WHAT YOU ARE ASKED TO DO: Skip every picture and transcribe the remaining material exactly.

═════ RECORDS PROVIDED

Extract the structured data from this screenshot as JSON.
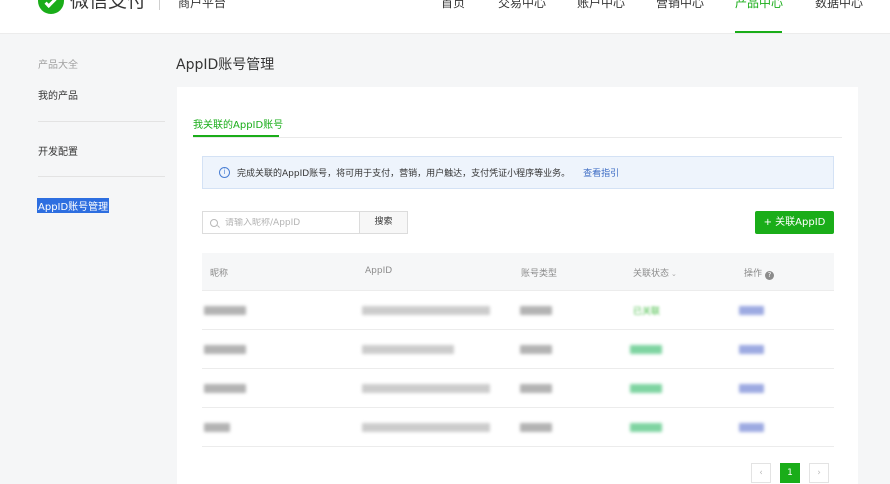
{
  "header": {
    "brand": "微信支付",
    "platform": "商户平台",
    "nav": [
      {
        "label": "首页",
        "active": false
      },
      {
        "label": "交易中心",
        "active": false
      },
      {
        "label": "账户中心",
        "active": false
      },
      {
        "label": "营销中心",
        "active": false
      },
      {
        "label": "产品中心",
        "active": true
      },
      {
        "label": "数据中心",
        "active": false
      }
    ]
  },
  "sidebar": {
    "group_title": "产品大全",
    "items": [
      {
        "label": "我的产品"
      },
      {
        "label": "开发配置"
      },
      {
        "label": "AppID账号管理",
        "active": true
      }
    ]
  },
  "page": {
    "title": "AppID账号管理",
    "tab": "我关联的AppID账号",
    "notice": {
      "icon": "info-icon",
      "text": "完成关联的AppID账号，将可用于支付，营销，用户触达，支付凭证小程序等业务。",
      "link": "查看指引"
    },
    "search": {
      "placeholder": "请输入昵称/AppID",
      "button": "搜索"
    },
    "add_button": "+ 关联AppID",
    "table": {
      "columns": [
        "昵称",
        "AppID",
        "账号类型",
        "关联状态",
        "操作"
      ],
      "sort_caret": "⌄",
      "help_icon": "?",
      "rows": [
        {
          "status_text": "已关联"
        },
        {
          "status_text": ""
        },
        {
          "status_text": ""
        },
        {
          "status_text": ""
        }
      ]
    },
    "pagination": {
      "prev": "‹",
      "current": "1",
      "next": "›"
    }
  },
  "colors": {
    "brand_green": "#1aad19",
    "link_blue": "#3d6cc4",
    "selection_blue": "#2d6ee0"
  }
}
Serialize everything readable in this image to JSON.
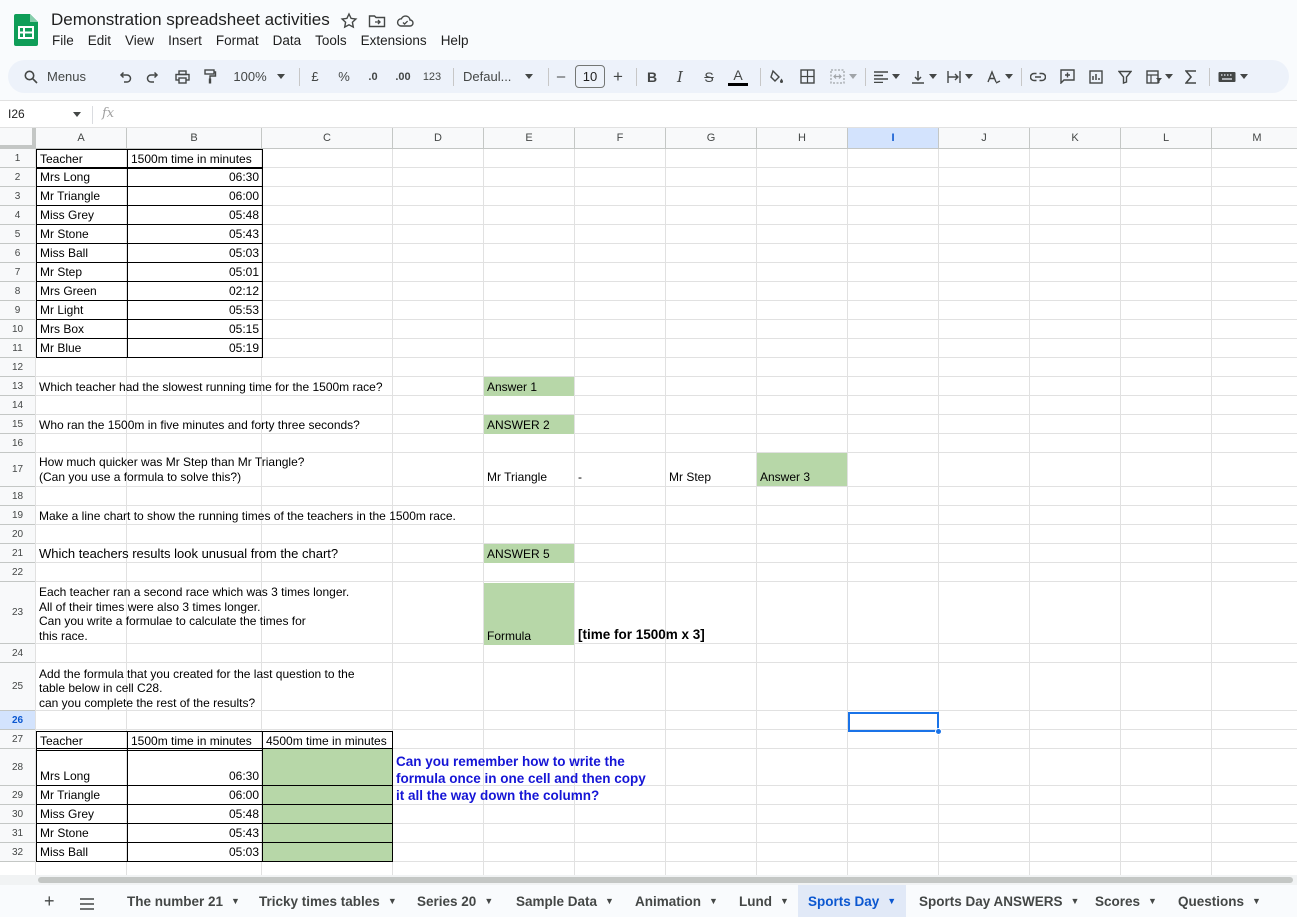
{
  "title": {
    "doc_title": "Demonstration spreadsheet activities",
    "icons": [
      "star-icon",
      "move-to-folder-icon",
      "cloud-status-icon"
    ]
  },
  "menubar": {
    "items": [
      "File",
      "Edit",
      "View",
      "Insert",
      "Format",
      "Data",
      "Tools",
      "Extensions",
      "Help"
    ]
  },
  "toolbar": {
    "menus_label": "Menus",
    "zoom": "100%",
    "currency": "£",
    "percent": "%",
    "decrease_decimal": ".0",
    "increase_decimal": ".00",
    "number_format": "123",
    "font": "Defaul...",
    "font_size": "10",
    "minus": "–",
    "plus": "+",
    "bold": "B",
    "italic": "I",
    "strike": "S",
    "text_color": "A"
  },
  "formula_bar": {
    "name_box": "I26",
    "fx": "fx",
    "formula": ""
  },
  "columns": [
    "A",
    "B",
    "C",
    "D",
    "E",
    "F",
    "G",
    "H",
    "I",
    "J",
    "K",
    "L",
    "M"
  ],
  "selected_column": "I",
  "rows": [
    "1",
    "2",
    "3",
    "4",
    "5",
    "6",
    "7",
    "8",
    "9",
    "10",
    "11",
    "12",
    "13",
    "14",
    "15",
    "16",
    "17",
    "18",
    "19",
    "20",
    "21",
    "22",
    "23",
    "24",
    "25",
    "26",
    "27",
    "28",
    "29",
    "30",
    "31",
    "32"
  ],
  "selected_row": "26",
  "sheet": {
    "table1_header": {
      "teacher": "Teacher",
      "time": "1500m time in minutes"
    },
    "table1": [
      {
        "teacher": "Mrs Long",
        "time": "06:30"
      },
      {
        "teacher": "Mr Triangle",
        "time": "06:00"
      },
      {
        "teacher": "Miss Grey",
        "time": "05:48"
      },
      {
        "teacher": "Mr Stone",
        "time": "05:43"
      },
      {
        "teacher": "Miss Ball",
        "time": "05:03"
      },
      {
        "teacher": "Mr Step",
        "time": "05:01"
      },
      {
        "teacher": "Mrs Green",
        "time": "02:12"
      },
      {
        "teacher": "Mr Light",
        "time": "05:53"
      },
      {
        "teacher": "Mrs Box",
        "time": "05:15"
      },
      {
        "teacher": "Mr Blue",
        "time": "05:19"
      }
    ],
    "q13": "Which teacher had the slowest running time for the 1500m race?",
    "a13": "Answer 1",
    "q15": "Who ran the 1500m in five minutes and forty three seconds?",
    "a15": "ANSWER 2",
    "q17": "How much quicker was Mr Step than Mr Triangle?\n(Can you use a formula to solve this?)",
    "e17": "Mr Triangle",
    "f17": "-",
    "g17": "Mr Step",
    "a17": "Answer 3",
    "q19": "Make a line chart to show the running times of the teachers in the 1500m race.",
    "q21": "Which teachers results look unusual from the chart?",
    "a21": "ANSWER 5",
    "q23": "Each teacher ran a second race which was 3 times longer.\nAll of their times were also 3 times longer.\nCan you write a formulae to calculate the times for\nthis race.",
    "a23": "Formula",
    "hint23": "[time for 1500m x 3]",
    "q25": "Add the formula that you created for the last question to the\ntable below in cell C28.\ncan you complete the rest of the results?",
    "table2_header": {
      "teacher": "Teacher",
      "time": "1500m time in minutes",
      "time3": "4500m time in minutes"
    },
    "table2": [
      {
        "teacher": "Mrs Long",
        "time": "06:30"
      },
      {
        "teacher": "Mr Triangle",
        "time": "06:00"
      },
      {
        "teacher": "Miss Grey",
        "time": "05:48"
      },
      {
        "teacher": "Mr Stone",
        "time": "05:43"
      },
      {
        "teacher": "Miss Ball",
        "time": "05:03"
      }
    ],
    "note28": "Can you remember how to write the\nformula once in one cell and then copy\nit all the way down the column?"
  },
  "sheet_tabs": {
    "tabs": [
      "The number 21",
      "Tricky times tables",
      "Series 20",
      "Sample Data",
      "Animation",
      "Lund",
      "Sports Day",
      "Sports Day ANSWERS",
      "Scores",
      "Questions"
    ],
    "active": "Sports Day"
  },
  "colors": {
    "answer_fill": "#b7d7a8",
    "note_text": "#1515d6",
    "selection": "#1a73e8",
    "active_tab": "#0b57d0"
  }
}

══════════

RESULT OF THE EXERCISE:
Extract the structured data from this screenshot as JSON.
{
  "header": {
    "brand": "微信支付",
    "platform": "商户平台",
    "nav": [
      {
        "label": "首页",
        "active": false
      },
      {
        "label": "交易中心",
        "active": false
      },
      {
        "label": "账户中心",
        "active": false
      },
      {
        "label": "营销中心",
        "active": false
      },
      {
        "label": "产品中心",
        "active": true
      },
      {
        "label": "数据中心",
        "active": false
      }
    ]
  },
  "sidebar": {
    "group_title": "产品大全",
    "items": [
      {
        "label": "我的产品"
      },
      {
        "label": "开发配置"
      },
      {
        "label": "AppID账号管理",
        "active": true
      }
    ]
  },
  "page": {
    "title": "AppID账号管理",
    "tab": "我关联的AppID账号",
    "notice": {
      "icon": "info-icon",
      "text": "完成关联的AppID账号，将可用于支付，营销，用户触达，支付凭证小程序等业务。",
      "link": "查看指引"
    },
    "search": {
      "placeholder": "请输入昵称/AppID",
      "button": "搜索"
    },
    "add_button": "+ 关联AppID",
    "table": {
      "columns": [
        "昵称",
        "AppID",
        "账号类型",
        "关联状态",
        "操作"
      ],
      "sort_caret": "⌄",
      "help_icon": "?",
      "rows": [
        {
          "status_text": "已关联"
        },
        {
          "status_text": ""
        },
        {
          "status_text": ""
        },
        {
          "status_text": ""
        }
      ]
    },
    "pagination": {
      "prev": "‹",
      "current": "1",
      "next": "›"
    }
  },
  "colors": {
    "brand_green": "#1aad19",
    "link_blue": "#3d6cc4",
    "selection_blue": "#2d6ee0"
  }
}
Serialize everything readable in this image to JSON.
{
  "title": {
    "doc_title": "Demonstration spreadsheet activities",
    "icons": [
      "star-icon",
      "move-to-folder-icon",
      "cloud-status-icon"
    ]
  },
  "menubar": {
    "items": [
      "File",
      "Edit",
      "View",
      "Insert",
      "Format",
      "Data",
      "Tools",
      "Extensions",
      "Help"
    ]
  },
  "toolbar": {
    "menus_label": "Menus",
    "zoom": "100%",
    "currency": "£",
    "percent": "%",
    "decrease_decimal": ".0",
    "increase_decimal": ".00",
    "number_format": "123",
    "font": "Defaul...",
    "font_size": "10",
    "minus": "–",
    "plus": "+",
    "bold": "B",
    "italic": "I",
    "strike": "S",
    "text_color": "A"
  },
  "formula_bar": {
    "name_box": "I26",
    "fx": "fx",
    "formula": ""
  },
  "columns": [
    "A",
    "B",
    "C",
    "D",
    "E",
    "F",
    "G",
    "H",
    "I",
    "J",
    "K",
    "L",
    "M"
  ],
  "selected_column": "I",
  "rows": [
    "1",
    "2",
    "3",
    "4",
    "5",
    "6",
    "7",
    "8",
    "9",
    "10",
    "11",
    "12",
    "13",
    "14",
    "15",
    "16",
    "17",
    "18",
    "19",
    "20",
    "21",
    "22",
    "23",
    "24",
    "25",
    "26",
    "27",
    "28",
    "29",
    "30",
    "31",
    "32"
  ],
  "selected_row": "26",
  "sheet": {
    "table1_header": {
      "teacher": "Teacher",
      "time": "1500m time in minutes"
    },
    "table1": [
      {
        "teacher": "Mrs Long",
        "time": "06:30"
      },
      {
        "teacher": "Mr Triangle",
        "time": "06:00"
      },
      {
        "teacher": "Miss Grey",
        "time": "05:48"
      },
      {
        "teacher": "Mr Stone",
        "time": "05:43"
      },
      {
        "teacher": "Miss Ball",
        "time": "05:03"
      },
      {
        "teacher": "Mr Step",
        "time": "05:01"
      },
      {
        "teacher": "Mrs Green",
        "time": "02:12"
      },
      {
        "teacher": "Mr Light",
        "time": "05:53"
      },
      {
        "teacher": "Mrs Box",
        "time": "05:15"
      },
      {
        "teacher": "Mr Blue",
        "time": "05:19"
      }
    ],
    "q13": "Which teacher had the slowest running time for the 1500m race?",
    "a13": "Answer 1",
    "q15": "Who ran the 1500m in five minutes and forty three seconds?",
    "a15": "ANSWER 2",
    "q17": "How much quicker was Mr Step than Mr Triangle?\n(Can you use a formula to solve this?)",
    "e17": "Mr Triangle",
    "f17": "-",
    "g17": "Mr Step",
    "a17": "Answer 3",
    "q19": "Make a line chart to show the running times of the teachers in the 1500m race.",
    "q21": "Which teachers results look unusual from the chart?",
    "a21": "ANSWER 5",
    "q23": "Each teacher ran a second race which was 3 times longer.\nAll of their times were also 3 times longer.\nCan you write a formulae to calculate the times for\nthis race.",
    "a23": "Formula",
    "hint23": "[time for 1500m x 3]",
    "q25": "Add the formula that you created for the last question to the\ntable below in cell C28.\ncan you complete the rest of the results?",
    "table2_header": {
      "teacher": "Teacher",
      "time": "1500m time in minutes",
      "time3": "4500m time in minutes"
    },
    "table2": [
      {
        "teacher": "Mrs Long",
        "time": "06:30"
      },
      {
        "teacher": "Mr Triangle",
        "time": "06:00"
      },
      {
        "teacher": "Miss Grey",
        "time": "05:48"
      },
      {
        "teacher": "Mr Stone",
        "time": "05:43"
      },
      {
        "teacher": "Miss Ball",
        "time": "05:03"
      }
    ],
    "note28": "Can you remember how to write the\nformula once in one cell and then copy\nit all the way down the column?"
  },
  "sheet_tabs": {
    "tabs": [
      "The number 21",
      "Tricky times tables",
      "Series 20",
      "Sample Data",
      "Animation",
      "Lund",
      "Sports Day",
      "Sports Day ANSWERS",
      "Scores",
      "Questions"
    ],
    "active": "Sports Day"
  },
  "colors": {
    "answer_fill": "#b7d7a8",
    "note_text": "#1515d6",
    "selection": "#1a73e8",
    "active_tab": "#0b57d0"
  }
}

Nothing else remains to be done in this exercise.